EXERCISE DETAILS
From the listing below, pull each line that includes "this".

RAW RECORDS
......

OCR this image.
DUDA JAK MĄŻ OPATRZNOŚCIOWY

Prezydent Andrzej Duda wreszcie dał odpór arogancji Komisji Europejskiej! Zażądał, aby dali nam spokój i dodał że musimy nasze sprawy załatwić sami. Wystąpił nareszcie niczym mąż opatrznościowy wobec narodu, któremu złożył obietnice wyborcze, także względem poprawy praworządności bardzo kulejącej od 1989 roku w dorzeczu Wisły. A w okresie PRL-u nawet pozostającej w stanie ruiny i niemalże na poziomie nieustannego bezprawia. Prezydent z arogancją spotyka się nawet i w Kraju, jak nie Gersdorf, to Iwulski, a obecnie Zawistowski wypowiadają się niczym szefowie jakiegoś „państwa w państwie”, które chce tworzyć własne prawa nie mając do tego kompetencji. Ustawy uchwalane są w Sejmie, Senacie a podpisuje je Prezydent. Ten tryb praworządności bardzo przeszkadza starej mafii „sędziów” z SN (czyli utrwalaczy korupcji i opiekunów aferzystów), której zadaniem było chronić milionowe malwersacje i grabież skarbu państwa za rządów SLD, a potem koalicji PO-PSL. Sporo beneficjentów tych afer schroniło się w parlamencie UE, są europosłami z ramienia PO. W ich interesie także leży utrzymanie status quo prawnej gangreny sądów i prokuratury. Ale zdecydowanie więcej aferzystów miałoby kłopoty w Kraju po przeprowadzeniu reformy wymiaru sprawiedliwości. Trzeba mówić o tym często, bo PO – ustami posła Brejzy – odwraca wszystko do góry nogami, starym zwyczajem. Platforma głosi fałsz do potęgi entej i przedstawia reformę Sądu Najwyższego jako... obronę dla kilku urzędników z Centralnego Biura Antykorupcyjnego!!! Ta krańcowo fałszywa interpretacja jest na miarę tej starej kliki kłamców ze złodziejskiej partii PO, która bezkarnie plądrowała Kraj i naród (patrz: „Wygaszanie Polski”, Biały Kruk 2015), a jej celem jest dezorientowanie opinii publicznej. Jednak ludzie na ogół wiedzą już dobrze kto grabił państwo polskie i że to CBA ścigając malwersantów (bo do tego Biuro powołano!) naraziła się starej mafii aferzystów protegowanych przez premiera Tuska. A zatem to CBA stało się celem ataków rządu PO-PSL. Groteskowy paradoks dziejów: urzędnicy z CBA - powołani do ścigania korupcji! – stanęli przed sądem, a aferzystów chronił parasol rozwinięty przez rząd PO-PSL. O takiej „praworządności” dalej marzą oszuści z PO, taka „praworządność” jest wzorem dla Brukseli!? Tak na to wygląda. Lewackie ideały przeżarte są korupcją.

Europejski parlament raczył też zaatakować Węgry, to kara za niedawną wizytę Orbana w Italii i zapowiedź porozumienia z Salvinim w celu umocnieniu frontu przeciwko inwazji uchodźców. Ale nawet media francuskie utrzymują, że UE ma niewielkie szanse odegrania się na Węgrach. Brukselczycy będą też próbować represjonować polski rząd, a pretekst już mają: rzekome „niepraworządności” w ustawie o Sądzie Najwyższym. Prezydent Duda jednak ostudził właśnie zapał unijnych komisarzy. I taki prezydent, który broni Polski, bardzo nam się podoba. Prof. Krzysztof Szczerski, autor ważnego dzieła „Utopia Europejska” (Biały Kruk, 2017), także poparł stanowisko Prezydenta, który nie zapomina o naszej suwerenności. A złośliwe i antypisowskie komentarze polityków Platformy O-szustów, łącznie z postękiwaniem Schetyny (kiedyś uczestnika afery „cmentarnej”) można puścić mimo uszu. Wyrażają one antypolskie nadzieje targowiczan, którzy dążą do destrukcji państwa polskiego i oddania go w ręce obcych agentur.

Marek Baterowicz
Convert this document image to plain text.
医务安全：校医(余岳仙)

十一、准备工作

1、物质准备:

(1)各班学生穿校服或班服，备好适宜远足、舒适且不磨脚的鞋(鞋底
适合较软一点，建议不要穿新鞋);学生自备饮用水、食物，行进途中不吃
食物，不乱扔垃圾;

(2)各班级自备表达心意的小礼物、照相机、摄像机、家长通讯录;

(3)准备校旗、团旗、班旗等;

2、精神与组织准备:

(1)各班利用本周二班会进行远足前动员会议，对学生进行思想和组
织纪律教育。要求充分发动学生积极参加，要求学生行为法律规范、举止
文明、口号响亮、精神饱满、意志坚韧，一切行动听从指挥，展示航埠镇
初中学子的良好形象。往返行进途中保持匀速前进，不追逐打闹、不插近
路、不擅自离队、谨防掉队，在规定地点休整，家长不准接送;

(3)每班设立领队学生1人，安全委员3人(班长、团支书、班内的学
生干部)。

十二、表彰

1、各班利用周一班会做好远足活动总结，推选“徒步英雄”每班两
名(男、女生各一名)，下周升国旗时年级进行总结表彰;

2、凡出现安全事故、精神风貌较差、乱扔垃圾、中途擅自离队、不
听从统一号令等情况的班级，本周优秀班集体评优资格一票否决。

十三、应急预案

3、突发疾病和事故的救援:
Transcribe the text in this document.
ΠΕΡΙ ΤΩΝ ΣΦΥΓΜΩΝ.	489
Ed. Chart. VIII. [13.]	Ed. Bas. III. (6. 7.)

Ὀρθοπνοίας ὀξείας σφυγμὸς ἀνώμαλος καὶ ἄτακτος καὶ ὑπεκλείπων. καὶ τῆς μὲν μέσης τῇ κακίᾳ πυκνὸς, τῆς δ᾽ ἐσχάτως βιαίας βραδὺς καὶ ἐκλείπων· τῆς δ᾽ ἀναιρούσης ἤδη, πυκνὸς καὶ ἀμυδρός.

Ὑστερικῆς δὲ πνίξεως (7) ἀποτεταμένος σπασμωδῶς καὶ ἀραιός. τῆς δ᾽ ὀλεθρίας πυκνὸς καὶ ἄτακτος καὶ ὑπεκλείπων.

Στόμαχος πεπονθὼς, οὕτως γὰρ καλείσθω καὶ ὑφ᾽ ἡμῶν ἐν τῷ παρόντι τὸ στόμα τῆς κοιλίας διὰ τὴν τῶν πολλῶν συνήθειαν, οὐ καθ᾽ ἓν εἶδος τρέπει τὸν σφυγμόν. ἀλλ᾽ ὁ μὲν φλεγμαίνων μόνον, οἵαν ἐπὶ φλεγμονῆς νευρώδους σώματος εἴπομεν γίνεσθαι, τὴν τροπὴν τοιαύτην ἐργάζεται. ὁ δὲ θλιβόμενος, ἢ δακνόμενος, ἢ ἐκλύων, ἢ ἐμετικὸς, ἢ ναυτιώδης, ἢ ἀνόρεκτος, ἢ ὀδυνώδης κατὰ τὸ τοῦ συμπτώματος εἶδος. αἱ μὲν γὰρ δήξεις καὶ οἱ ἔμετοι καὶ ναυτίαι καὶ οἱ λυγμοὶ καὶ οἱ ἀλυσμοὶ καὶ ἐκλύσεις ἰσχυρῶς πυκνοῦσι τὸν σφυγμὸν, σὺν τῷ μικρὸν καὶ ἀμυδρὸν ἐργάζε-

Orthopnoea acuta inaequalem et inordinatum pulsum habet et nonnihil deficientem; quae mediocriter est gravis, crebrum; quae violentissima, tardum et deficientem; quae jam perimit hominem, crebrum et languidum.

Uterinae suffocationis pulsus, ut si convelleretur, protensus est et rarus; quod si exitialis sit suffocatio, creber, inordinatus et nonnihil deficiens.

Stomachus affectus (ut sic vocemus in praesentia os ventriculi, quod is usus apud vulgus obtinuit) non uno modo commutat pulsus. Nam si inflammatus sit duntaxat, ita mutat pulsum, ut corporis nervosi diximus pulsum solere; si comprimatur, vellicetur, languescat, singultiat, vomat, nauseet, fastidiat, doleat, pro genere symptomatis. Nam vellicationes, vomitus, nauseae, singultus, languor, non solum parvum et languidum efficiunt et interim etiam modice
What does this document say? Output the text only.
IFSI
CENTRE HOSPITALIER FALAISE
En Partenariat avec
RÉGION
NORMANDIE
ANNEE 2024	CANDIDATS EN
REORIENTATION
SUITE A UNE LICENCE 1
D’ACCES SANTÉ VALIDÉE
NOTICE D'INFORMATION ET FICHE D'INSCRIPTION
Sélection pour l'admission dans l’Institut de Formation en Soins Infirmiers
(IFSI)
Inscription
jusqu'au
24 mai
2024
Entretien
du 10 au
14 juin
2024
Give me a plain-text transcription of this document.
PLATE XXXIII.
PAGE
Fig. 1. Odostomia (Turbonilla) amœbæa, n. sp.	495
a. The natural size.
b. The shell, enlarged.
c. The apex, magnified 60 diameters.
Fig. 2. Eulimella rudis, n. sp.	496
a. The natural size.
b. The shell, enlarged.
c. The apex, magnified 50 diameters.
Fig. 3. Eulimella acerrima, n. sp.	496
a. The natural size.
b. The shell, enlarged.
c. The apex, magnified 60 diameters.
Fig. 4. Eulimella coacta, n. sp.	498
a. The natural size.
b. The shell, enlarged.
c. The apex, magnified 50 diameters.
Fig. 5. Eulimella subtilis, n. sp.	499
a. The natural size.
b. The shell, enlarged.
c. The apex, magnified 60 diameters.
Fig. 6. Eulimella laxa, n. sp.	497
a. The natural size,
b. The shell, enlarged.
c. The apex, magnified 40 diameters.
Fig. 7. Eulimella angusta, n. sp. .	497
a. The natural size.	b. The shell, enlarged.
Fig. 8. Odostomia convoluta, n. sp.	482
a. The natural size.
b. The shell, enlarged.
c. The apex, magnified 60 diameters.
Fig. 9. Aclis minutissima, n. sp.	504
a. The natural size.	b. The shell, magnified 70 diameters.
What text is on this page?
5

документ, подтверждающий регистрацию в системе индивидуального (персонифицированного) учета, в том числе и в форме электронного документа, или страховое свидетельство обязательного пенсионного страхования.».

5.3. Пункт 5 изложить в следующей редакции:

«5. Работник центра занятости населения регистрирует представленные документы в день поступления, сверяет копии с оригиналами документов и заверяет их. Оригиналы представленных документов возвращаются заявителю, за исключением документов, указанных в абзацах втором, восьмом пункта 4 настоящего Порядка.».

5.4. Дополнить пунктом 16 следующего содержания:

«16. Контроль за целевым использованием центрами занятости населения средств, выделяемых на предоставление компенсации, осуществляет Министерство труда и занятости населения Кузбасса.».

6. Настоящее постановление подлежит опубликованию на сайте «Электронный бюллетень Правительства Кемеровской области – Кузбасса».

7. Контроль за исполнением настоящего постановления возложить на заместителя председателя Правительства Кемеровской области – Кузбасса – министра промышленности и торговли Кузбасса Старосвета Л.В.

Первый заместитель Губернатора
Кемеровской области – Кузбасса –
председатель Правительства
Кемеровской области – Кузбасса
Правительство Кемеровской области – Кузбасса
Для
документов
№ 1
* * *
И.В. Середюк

......

RIGHT ANSWER
OCR this image.
Convert this document image to plain text.
Transcribe the text in this document.
What does this document say? Output the text only.
Give me a plain-text transcription of this document.
What text is on this page?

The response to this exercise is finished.